Listed entries »
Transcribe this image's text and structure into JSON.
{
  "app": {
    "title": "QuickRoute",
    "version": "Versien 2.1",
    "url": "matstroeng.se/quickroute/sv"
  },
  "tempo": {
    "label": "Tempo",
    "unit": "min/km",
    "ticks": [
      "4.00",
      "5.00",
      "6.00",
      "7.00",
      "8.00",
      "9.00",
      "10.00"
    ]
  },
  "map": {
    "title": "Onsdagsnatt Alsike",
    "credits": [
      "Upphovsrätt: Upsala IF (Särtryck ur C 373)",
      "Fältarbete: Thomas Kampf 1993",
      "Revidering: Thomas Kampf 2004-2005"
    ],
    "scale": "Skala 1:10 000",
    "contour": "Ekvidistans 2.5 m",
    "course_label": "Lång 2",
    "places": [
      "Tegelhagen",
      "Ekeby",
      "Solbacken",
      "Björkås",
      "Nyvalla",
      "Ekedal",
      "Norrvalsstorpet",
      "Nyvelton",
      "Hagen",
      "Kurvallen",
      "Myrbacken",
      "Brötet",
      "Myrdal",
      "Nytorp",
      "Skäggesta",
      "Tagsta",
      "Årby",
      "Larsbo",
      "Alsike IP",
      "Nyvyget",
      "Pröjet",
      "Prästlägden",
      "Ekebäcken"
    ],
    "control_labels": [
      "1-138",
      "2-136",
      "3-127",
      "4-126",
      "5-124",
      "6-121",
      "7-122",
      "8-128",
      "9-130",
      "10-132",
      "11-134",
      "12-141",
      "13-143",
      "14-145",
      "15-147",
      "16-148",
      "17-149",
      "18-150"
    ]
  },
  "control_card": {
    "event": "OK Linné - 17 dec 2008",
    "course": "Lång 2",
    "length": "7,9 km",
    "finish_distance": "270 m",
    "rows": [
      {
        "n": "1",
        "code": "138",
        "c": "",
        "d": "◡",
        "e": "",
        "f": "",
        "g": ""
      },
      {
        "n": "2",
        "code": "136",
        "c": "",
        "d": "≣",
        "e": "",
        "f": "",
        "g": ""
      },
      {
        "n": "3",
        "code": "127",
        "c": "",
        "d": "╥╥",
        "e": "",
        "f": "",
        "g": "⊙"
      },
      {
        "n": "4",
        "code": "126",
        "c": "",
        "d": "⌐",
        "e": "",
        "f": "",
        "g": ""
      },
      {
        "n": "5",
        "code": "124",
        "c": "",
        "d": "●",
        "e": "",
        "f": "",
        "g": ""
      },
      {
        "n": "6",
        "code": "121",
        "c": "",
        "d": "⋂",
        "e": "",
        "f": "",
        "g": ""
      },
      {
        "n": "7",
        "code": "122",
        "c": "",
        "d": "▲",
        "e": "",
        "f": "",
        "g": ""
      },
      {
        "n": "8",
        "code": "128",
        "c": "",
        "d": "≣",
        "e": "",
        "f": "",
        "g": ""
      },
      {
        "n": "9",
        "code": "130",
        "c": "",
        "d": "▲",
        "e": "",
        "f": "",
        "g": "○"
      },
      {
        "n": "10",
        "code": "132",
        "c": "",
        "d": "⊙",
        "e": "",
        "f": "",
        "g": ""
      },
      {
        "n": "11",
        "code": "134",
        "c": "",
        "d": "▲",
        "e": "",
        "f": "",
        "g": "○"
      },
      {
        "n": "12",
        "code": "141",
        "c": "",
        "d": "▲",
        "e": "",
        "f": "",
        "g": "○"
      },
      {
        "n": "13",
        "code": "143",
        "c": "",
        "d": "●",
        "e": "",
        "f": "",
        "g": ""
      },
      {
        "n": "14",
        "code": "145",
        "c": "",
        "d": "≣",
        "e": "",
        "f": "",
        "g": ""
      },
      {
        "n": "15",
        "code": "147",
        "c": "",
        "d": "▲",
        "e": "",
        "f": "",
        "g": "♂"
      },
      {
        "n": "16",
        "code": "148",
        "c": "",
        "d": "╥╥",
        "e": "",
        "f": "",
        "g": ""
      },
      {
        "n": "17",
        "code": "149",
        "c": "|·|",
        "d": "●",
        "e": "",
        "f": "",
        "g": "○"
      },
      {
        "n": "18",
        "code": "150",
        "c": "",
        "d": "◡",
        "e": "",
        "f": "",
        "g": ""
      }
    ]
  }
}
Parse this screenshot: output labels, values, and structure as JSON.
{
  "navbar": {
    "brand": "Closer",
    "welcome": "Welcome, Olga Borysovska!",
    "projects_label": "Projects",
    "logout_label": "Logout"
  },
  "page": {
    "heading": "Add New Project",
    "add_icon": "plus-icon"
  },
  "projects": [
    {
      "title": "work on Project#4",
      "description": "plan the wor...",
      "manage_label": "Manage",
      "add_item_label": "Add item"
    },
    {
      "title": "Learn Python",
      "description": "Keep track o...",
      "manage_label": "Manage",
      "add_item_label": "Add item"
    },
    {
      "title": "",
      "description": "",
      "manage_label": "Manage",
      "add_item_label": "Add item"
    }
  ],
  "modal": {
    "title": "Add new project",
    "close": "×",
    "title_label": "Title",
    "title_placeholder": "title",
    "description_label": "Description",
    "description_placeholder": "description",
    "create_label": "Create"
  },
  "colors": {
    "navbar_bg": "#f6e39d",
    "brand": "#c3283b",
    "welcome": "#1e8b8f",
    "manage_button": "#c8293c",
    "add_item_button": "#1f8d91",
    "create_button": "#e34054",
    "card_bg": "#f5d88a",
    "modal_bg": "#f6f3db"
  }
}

Exercise description »
Write out the entries above word for word.

Task answer »
Transcribe this image's text and structure into JSON.
{
  "app": {
    "title": "QuickRoute",
    "version": "Versien 2.1",
    "url": "matstroeng.se/quickroute/sv"
  },
  "tempo": {
    "label": "Tempo",
    "unit": "min/km",
    "ticks": [
      "4.00",
      "5.00",
      "6.00",
      "7.00",
      "8.00",
      "9.00",
      "10.00"
    ]
  },
  "map": {
    "title": "Onsdagsnatt Alsike",
    "credits": [
      "Upphovsrätt: Upsala IF (Särtryck ur C 373)",
      "Fältarbete: Thomas Kampf 1993",
      "Revidering: Thomas Kampf 2004-2005"
    ],
    "scale": "Skala 1:10 000",
    "contour": "Ekvidistans 2.5 m",
    "course_label": "Lång 2",
    "places": [
      "Tegelhagen",
      "Ekeby",
      "Solbacken",
      "Björkås",
      "Nyvalla",
      "Ekedal",
      "Norrvalsstorpet",
      "Nyvelton",
      "Hagen",
      "Kurvallen",
      "Myrbacken",
      "Brötet",
      "Myrdal",
      "Nytorp",
      "Skäggesta",
      "Tagsta",
      "Årby",
      "Larsbo",
      "Alsike IP",
      "Nyvyget",
      "Pröjet",
      "Prästlägden",
      "Ekebäcken"
    ],
    "control_labels": [
      "1-138",
      "2-136",
      "3-127",
      "4-126",
      "5-124",
      "6-121",
      "7-122",
      "8-128",
      "9-130",
      "10-132",
      "11-134",
      "12-141",
      "13-143",
      "14-145",
      "15-147",
      "16-148",
      "17-149",
      "18-150"
    ]
  },
  "control_card": {
    "event": "OK Linné - 17 dec 2008",
    "course": "Lång 2",
    "length": "7,9 km",
    "finish_distance": "270 m",
    "rows": [
      {
        "n": "1",
        "code": "138",
        "c": "",
        "d": "◡",
        "e": "",
        "f": "",
        "g": ""
      },
      {
        "n": "2",
        "code": "136",
        "c": "",
        "d": "≣",
        "e": "",
        "f": "",
        "g": ""
      },
      {
        "n": "3",
        "code": "127",
        "c": "",
        "d": "╥╥",
        "e": "",
        "f": "",
        "g": "⊙"
      },
      {
        "n": "4",
        "code": "126",
        "c": "",
        "d": "⌐",
        "e": "",
        "f": "",
        "g": ""
      },
      {
        "n": "5",
        "code": "124",
        "c": "",
        "d": "●",
        "e": "",
        "f": "",
        "g": ""
      },
      {
        "n": "6",
        "code": "121",
        "c": "",
        "d": "⋂",
        "e": "",
        "f": "",
        "g": ""
      },
      {
        "n": "7",
        "code": "122",
        "c": "",
        "d": "▲",
        "e": "",
        "f": "",
        "g": ""
      },
      {
        "n": "8",
        "code": "128",
        "c": "",
        "d": "≣",
        "e": "",
        "f": "",
        "g": ""
      },
      {
        "n": "9",
        "code": "130",
        "c": "",
        "d": "▲",
        "e": "",
        "f": "",
        "g": "○"
      },
      {
        "n": "10",
        "code": "132",
        "c": "",
        "d": "⊙",
        "e": "",
        "f": "",
        "g": ""
      },
      {
        "n": "11",
        "code": "134",
        "c": "",
        "d": "▲",
        "e": "",
        "f": "",
        "g": "○"
      },
      {
        "n": "12",
        "code": "141",
        "c": "",
        "d": "▲",
        "e": "",
        "f": "",
        "g": "○"
      },
      {
        "n": "13",
        "code": "143",
        "c": "",
        "d": "●",
        "e": "",
        "f": "",
        "g": ""
      },
      {
        "n": "14",
        "code": "145",
        "c": "",
        "d": "≣",
        "e": "",
        "f": "",
        "g": ""
      },
      {
        "n": "15",
        "code": "147",
        "c": "",
        "d": "▲",
        "e": "",
        "f": "",
        "g": "♂"
      },
      {
        "n": "16",
        "code": "148",
        "c": "",
        "d": "╥╥",
        "e": "",
        "f": "",
        "g": ""
      },
      {
        "n": "17",
        "code": "149",
        "c": "|·|",
        "d": "●",
        "e": "",
        "f": "",
        "g": "○"
      },
      {
        "n": "18",
        "code": "150",
        "c": "",
        "d": "◡",
        "e": "",
        "f": "",
        "g": ""
      }
    ]
  }
}
Parse this screenshot: output labels, values, and structure as JSON.
{
  "navbar": {
    "brand": "Closer",
    "welcome": "Welcome, Olga Borysovska!",
    "projects_label": "Projects",
    "logout_label": "Logout"
  },
  "page": {
    "heading": "Add New Project",
    "add_icon": "plus-icon"
  },
  "projects": [
    {
      "title": "work on Project#4",
      "description": "plan the wor...",
      "manage_label": "Manage",
      "add_item_label": "Add item"
    },
    {
      "title": "Learn Python",
      "description": "Keep track o...",
      "manage_label": "Manage",
      "add_item_label": "Add item"
    },
    {
      "title": "",
      "description": "",
      "manage_label": "Manage",
      "add_item_label": "Add item"
    }
  ],
  "modal": {
    "title": "Add new project",
    "close": "×",
    "title_label": "Title",
    "title_placeholder": "title",
    "description_label": "Description",
    "description_placeholder": "description",
    "create_label": "Create"
  },
  "colors": {
    "navbar_bg": "#f6e39d",
    "brand": "#c3283b",
    "welcome": "#1e8b8f",
    "manage_button": "#c8293c",
    "add_item_button": "#1f8d91",
    "create_button": "#e34054",
    "card_bg": "#f5d88a",
    "modal_bg": "#f6f3db"
  }
}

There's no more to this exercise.